Written task
Go through the lines below. Copy those with "When".

======== Data for this exercise ========

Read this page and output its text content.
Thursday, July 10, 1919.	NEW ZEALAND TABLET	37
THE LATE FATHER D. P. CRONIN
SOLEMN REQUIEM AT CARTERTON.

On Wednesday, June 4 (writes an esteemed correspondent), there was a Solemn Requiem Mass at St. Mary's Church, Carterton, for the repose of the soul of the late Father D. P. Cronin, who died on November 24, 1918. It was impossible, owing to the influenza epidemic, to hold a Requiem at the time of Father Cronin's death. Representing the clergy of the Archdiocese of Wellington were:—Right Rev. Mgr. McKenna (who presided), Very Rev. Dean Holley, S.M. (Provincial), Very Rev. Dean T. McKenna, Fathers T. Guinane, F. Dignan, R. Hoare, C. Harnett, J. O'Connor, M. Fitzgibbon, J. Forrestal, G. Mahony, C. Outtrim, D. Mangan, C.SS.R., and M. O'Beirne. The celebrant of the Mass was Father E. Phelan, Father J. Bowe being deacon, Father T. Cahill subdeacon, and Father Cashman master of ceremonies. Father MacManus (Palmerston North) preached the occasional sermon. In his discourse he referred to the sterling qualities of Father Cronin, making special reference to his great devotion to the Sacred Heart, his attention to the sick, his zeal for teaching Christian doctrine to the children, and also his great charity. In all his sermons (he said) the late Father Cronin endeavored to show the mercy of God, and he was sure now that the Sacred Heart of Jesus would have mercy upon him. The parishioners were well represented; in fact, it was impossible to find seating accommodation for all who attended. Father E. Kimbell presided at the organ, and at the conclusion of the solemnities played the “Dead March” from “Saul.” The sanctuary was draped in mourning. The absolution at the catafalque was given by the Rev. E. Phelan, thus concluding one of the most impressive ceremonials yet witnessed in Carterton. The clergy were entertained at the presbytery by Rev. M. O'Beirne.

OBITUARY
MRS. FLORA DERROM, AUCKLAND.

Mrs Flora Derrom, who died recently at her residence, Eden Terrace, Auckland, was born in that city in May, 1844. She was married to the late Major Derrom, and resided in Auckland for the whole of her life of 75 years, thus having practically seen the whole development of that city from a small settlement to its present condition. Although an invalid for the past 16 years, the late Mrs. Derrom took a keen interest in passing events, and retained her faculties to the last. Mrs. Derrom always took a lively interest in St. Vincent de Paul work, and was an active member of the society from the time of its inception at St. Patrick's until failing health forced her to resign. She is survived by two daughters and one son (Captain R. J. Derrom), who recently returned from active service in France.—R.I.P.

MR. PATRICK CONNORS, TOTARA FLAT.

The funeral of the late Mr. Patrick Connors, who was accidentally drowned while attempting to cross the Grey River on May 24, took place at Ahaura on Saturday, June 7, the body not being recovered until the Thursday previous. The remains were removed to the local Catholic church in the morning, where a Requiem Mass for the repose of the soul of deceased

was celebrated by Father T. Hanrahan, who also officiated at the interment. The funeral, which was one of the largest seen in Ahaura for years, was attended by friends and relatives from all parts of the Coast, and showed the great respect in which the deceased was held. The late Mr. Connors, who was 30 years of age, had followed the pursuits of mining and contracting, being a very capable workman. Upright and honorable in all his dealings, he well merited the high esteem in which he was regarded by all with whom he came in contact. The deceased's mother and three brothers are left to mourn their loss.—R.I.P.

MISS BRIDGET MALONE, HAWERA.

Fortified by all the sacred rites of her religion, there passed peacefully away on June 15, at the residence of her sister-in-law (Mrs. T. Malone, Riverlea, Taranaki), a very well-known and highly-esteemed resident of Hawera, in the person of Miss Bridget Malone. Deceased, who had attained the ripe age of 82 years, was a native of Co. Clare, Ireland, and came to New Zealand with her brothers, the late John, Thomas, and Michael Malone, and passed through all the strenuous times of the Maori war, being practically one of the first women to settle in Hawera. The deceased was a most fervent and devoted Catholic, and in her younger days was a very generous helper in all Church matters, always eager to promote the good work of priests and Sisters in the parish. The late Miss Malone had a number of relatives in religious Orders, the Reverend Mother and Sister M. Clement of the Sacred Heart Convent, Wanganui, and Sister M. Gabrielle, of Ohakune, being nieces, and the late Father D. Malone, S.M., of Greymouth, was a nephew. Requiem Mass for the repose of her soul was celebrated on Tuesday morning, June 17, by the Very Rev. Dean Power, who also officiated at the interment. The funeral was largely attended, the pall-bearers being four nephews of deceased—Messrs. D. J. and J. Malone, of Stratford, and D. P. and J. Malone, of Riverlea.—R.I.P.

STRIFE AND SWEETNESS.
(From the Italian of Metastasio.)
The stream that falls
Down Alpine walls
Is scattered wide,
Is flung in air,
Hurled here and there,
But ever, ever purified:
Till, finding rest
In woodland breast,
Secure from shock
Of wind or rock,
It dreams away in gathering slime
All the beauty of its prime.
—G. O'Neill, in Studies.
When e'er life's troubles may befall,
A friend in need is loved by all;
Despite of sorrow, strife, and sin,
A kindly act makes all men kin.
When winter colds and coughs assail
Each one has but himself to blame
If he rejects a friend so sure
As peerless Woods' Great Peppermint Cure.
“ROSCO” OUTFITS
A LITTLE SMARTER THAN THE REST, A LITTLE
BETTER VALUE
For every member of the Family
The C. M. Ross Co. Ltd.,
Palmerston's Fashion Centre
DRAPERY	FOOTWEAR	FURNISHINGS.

========

Answer in full
When e'er life's troubles may befall,
When winter colds and coughs assail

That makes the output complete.